- **SET OF TASKS**
1. According to the Kafka for JUnit text, how long is the delay that the example introduces between operations that affect cluster membership?
2. Finish out the next part of the Kafka for JUnit text, starting right after its final sentence.

- **SUPPLIED TEXT**
If you do use this feature of Kafka for JUnit, then please give the embedded cluster some time to handle broker churn. Identifying that a leader for a topic-partition is not available and conducting the leader election takes some time. In the example underneath we introduce a delay of five seconds in between operations that affect cluster membership.

kafka.createTopic(TopicConfig.withName("test-topic")
    .withNumberOfPartitions(5)
    .withNumberOfReplicas(3));

delay(5);

Set<Integer> leaders = kafka.fetchLeaderAndIsr("test-topic")
    .values()
    .stream()
    .map(LeaderAndIsr::getLeader)
    .collect(Collectors.toSet());

assertThat(leaders.contains(1)).isTrue();
assertThat(leaders.contains(2)).isTrue();
assertThat(leaders.contains(3)).isTrue();

kafka.disconnect(1);

delay(5);

Set<Integer> leadersAfterDisconnect = kafka.fetchLeaderAndIsr("test-topic")
    .values()
    .stream()
    .map(LeaderAndIsr::getLeader)
    .collect(Collectors.toSet());

assertThat(leadersAfterDisconnect.contains(1)).isFalse();
assertThat(leadersAfterDisconnect.contains(2)).isTrue();
assertThat(leadersAfterDisconnect.contains(3)).isTrue();

kafka.connect(1);

delay(5);

Set<Integer> leadersAfterReconnect = kafka.fetchLeaderAndIsr("test-topic")
    .values()
    .stream()
    .map(LeaderAndIsr::getLeader)
    .collect(Collectors.toSet());

assertThat(leadersAfterReconnect.contains(1)).isTrue();
assertThat(leadersAfterReconnect.contains(2)).isTrue();
assertThat(leadersAfterReconnect.contains(3)).isTrue();

3.1.2. Disconnect until In-Sync-Replica Set falls below minimum size

The following listing shows how to disconnect the In-Sync-Replica Set (ISR) for a given topic until its ISR falls below its minimum size.

// Create a topic and configure the number of replicas as well as the size of the ISR

kafka.createTopic(TopicConfig.withName("test-topic")
    .withNumberOfPartitions(5)
    .withNumberOfReplicas(3)
    .with("min.insync.replicas", "2"));

// Wait a bit to give the cluster a chance to properly assign topic-partitions to leaders

delay(5);

// Disconnect until the remaining number of brokers fall below the minimum ISR size

kafka.disconnectUntilIsrFallsBelowMinimumSize("test-topic");

delay(5);

// Submitting records to this topic will yield a NotEnoughReplicasException

kafka.send(SendValues.to("test-topic", "A"));

The last line of the listing shows the effect of an ISR that can no longer operate reliably. Your Kafka-based component or application would run concurrently to this test so that you are able to observe if it behaves correctly (e.g. by checking that the component progresses normally if the ISR is restored).

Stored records
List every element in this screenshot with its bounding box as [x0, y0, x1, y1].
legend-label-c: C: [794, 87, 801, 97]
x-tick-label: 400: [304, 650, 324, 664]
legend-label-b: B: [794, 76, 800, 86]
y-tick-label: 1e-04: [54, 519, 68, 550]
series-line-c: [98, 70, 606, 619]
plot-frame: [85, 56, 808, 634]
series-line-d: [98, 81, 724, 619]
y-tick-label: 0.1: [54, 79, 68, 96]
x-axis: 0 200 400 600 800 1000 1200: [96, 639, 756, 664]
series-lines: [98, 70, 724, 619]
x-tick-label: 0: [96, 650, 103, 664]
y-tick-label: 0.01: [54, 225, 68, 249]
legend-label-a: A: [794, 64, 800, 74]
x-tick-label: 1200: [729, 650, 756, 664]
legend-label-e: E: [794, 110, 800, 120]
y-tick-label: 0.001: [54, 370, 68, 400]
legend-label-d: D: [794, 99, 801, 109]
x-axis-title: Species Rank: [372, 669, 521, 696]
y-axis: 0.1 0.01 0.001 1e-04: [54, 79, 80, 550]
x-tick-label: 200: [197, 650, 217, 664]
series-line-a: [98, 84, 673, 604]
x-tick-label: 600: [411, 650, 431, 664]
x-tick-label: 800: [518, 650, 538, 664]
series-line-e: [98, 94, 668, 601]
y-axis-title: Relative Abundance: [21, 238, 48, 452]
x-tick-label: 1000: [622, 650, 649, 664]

- **RESPONSES TO THE EXERCISE**
1. Five seconds.

2.
3.1.3. Restoring the In-Sync-Replica Set

Restoring the In-Sync-Replica Set is easy, as method disconnectUntilIsrFallsBelowMinimumSize returns a list of broker IDs for all brokers that have been deactivated during the shrinking. The following listing shows how to restore the ISR.

kafka.createTopic(TopicConfig.withName("test-topic")
    .withNumberOfPartitions(5)
    .withNumberOfReplicas(3)
    .with("min.insync.replicas", "2"));

delay(5);

Set<Integer> disconnectedBrokers = kafka.disconnectUntilIsrFallsBelowMinimumSize("test-topic");

delay(5);

// Do some testing, trigger some operations, observe the behavior of your application

kafka.connect(disconnectedBrokers);

// Give the cluster some time to assign leaders and reestablish the ISR

delay(5);

// Do some more testing ...

4. Working with an external Kafka cluster

Kafka for JUnit can be used to work with an external Kafka cluster. This is useful if you want to execute your tests against a staging/testing environment or if you already use other testing libraries (e.g. Testcontainers) that spin up a Kafka cluster on your local machine, but want to use the convenient accessors provided by Kafka for JUnit.

Class ExternalKafkaCluster integrates an external cluster. Just like EmbeddableKafkaCluster, an ExternalKafkaCluster also implements the interfaces RecordProducer, RecordConsumer and TopicManager and thus provides convenient accessors to interact with the cluster.

Using ExternalKafkaCluster in a JUnit test is easy. The listing below shows the necessary code to use ExternalKafkaCluster in combination with Testcontainers.

@Testcontainers
class ExternalKafkaClusterTest {

    // This is not part of Kafka for JUnit, but a sub-module provided
    // by Testcontainers (org.testcontainers:kafka)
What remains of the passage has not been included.